## AIM
Gather each line of the entries below that includes "salad".

Saved data entries
···

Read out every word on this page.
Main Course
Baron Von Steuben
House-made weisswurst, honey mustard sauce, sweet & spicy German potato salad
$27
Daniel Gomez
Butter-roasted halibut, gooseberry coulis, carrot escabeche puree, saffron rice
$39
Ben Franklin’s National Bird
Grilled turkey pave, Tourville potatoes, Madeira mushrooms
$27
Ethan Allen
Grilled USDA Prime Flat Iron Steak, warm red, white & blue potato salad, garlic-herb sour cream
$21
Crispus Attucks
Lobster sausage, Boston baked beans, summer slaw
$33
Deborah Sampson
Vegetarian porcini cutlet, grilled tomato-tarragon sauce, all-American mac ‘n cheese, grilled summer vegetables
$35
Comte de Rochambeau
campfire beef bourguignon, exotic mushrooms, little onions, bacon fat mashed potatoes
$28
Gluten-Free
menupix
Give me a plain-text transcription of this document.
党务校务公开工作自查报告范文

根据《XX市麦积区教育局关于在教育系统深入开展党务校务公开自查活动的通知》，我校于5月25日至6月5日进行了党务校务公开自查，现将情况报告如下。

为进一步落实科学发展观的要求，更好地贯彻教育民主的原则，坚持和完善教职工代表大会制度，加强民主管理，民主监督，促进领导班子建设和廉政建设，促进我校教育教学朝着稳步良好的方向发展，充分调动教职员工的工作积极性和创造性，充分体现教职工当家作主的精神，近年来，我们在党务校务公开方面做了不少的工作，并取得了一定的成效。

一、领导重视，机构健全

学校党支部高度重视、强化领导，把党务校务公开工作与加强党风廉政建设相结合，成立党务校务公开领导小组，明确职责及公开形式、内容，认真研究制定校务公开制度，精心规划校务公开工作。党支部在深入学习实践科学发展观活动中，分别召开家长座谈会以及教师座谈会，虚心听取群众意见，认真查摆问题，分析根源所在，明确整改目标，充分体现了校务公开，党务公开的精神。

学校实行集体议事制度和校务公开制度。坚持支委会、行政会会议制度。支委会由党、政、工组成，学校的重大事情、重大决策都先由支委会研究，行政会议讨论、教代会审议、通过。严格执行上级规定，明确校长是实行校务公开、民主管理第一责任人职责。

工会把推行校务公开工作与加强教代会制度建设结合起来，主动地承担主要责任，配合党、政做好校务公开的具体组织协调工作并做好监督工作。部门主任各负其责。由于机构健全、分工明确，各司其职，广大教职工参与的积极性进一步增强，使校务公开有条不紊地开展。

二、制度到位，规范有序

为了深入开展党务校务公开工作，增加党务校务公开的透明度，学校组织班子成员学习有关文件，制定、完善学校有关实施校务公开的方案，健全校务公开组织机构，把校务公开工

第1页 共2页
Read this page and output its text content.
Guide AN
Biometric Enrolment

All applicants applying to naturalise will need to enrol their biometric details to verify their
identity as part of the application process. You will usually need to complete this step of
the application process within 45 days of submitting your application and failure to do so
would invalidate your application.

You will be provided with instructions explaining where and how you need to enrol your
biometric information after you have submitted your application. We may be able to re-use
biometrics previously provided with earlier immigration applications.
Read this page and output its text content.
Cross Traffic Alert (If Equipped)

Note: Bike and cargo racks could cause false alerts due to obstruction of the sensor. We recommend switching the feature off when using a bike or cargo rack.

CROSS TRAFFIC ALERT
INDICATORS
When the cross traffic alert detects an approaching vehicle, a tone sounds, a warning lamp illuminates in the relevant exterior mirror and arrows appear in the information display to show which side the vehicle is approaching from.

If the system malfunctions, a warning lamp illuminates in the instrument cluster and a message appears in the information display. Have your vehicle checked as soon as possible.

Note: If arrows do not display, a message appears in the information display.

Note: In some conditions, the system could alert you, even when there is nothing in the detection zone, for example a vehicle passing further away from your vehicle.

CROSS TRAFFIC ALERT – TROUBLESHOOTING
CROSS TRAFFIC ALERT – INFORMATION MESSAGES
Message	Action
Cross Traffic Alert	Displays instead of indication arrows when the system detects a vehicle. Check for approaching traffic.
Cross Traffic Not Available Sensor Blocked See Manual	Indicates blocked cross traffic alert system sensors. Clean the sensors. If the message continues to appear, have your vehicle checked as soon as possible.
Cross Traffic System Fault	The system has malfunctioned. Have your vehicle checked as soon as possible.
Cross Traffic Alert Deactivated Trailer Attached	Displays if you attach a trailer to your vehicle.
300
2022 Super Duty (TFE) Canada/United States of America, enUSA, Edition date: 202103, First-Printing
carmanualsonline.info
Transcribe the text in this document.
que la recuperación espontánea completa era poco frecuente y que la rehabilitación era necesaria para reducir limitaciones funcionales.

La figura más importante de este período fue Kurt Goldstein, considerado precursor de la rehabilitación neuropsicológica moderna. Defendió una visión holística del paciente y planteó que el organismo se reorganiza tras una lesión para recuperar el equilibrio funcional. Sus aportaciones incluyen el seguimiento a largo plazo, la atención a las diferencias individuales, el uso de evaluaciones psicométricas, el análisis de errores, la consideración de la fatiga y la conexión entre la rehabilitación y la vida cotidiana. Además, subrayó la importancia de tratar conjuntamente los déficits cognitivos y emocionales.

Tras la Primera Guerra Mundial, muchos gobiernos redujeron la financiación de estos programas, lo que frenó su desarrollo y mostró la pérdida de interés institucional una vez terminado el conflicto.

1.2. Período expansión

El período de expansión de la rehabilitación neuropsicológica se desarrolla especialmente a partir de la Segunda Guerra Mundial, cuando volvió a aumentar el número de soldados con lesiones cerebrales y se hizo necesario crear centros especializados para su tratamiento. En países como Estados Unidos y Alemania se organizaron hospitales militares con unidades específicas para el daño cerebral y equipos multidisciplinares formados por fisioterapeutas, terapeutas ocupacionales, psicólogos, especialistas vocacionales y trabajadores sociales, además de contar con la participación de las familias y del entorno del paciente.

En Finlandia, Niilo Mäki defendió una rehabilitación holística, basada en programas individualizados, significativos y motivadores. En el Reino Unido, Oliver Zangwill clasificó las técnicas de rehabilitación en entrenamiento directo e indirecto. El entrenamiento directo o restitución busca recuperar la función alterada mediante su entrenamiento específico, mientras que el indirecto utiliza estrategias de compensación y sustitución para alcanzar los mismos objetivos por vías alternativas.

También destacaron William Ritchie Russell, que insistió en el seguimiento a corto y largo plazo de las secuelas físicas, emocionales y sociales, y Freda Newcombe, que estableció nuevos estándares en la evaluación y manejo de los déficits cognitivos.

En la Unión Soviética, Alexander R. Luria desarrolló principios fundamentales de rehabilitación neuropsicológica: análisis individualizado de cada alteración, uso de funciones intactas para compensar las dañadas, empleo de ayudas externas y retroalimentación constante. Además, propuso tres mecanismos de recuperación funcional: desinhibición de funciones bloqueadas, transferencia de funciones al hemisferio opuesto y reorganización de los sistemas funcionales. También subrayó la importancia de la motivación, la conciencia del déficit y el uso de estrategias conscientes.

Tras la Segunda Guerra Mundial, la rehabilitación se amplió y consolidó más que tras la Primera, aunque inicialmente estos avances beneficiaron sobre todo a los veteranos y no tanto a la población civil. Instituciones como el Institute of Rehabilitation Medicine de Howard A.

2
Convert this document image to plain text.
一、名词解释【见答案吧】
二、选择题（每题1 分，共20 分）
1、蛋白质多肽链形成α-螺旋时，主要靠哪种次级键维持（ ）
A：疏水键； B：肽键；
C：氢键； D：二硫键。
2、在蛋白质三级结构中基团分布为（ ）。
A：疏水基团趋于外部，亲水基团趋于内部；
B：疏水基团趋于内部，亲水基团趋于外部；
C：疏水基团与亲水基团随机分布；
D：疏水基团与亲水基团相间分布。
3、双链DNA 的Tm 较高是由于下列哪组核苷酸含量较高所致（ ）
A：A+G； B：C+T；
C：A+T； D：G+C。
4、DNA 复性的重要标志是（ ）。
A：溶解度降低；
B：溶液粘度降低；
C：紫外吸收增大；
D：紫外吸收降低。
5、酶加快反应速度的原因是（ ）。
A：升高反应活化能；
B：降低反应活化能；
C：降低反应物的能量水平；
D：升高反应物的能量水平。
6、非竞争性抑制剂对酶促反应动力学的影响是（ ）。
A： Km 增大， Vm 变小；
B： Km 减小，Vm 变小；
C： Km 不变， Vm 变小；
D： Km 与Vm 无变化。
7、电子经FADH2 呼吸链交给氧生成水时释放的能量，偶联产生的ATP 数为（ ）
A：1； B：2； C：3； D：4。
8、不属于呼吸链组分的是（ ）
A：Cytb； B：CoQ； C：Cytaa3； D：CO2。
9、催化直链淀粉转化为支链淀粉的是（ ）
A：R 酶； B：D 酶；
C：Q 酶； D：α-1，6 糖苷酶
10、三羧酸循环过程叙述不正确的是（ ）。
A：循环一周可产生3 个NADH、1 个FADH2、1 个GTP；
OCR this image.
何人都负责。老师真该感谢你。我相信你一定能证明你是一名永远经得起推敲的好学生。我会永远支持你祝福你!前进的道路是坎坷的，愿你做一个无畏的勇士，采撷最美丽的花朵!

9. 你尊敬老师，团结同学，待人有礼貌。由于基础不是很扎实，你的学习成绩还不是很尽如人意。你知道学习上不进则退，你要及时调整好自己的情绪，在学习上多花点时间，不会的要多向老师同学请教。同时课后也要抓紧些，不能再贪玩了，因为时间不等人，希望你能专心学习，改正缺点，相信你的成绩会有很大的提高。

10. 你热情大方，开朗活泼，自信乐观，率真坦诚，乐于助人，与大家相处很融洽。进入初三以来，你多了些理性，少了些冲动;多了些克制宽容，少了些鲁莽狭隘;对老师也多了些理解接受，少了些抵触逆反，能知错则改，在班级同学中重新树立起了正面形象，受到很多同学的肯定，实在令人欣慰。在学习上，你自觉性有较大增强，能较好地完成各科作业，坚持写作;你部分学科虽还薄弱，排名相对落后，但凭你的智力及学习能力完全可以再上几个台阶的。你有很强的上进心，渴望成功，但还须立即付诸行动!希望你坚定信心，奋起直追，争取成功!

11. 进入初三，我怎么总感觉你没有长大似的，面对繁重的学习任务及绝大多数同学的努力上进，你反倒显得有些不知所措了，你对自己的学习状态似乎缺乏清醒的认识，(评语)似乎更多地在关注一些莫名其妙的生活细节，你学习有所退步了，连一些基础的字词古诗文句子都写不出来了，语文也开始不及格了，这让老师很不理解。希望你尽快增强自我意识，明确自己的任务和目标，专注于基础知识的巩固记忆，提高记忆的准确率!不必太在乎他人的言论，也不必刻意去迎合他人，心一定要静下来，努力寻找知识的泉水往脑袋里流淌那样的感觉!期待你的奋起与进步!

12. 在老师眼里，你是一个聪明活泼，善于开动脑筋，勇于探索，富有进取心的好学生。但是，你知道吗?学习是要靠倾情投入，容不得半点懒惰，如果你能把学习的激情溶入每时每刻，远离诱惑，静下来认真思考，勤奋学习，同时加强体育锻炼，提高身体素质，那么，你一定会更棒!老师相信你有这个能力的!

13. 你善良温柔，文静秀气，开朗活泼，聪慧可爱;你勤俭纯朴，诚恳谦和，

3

···

## REPLY
House-made weisswurst, honey mustard sauce, sweet & spicy German potato salad
Grilled USDA Prime Flat Iron Steak, warm red, white & blue potato salad, garlic-herb sour cream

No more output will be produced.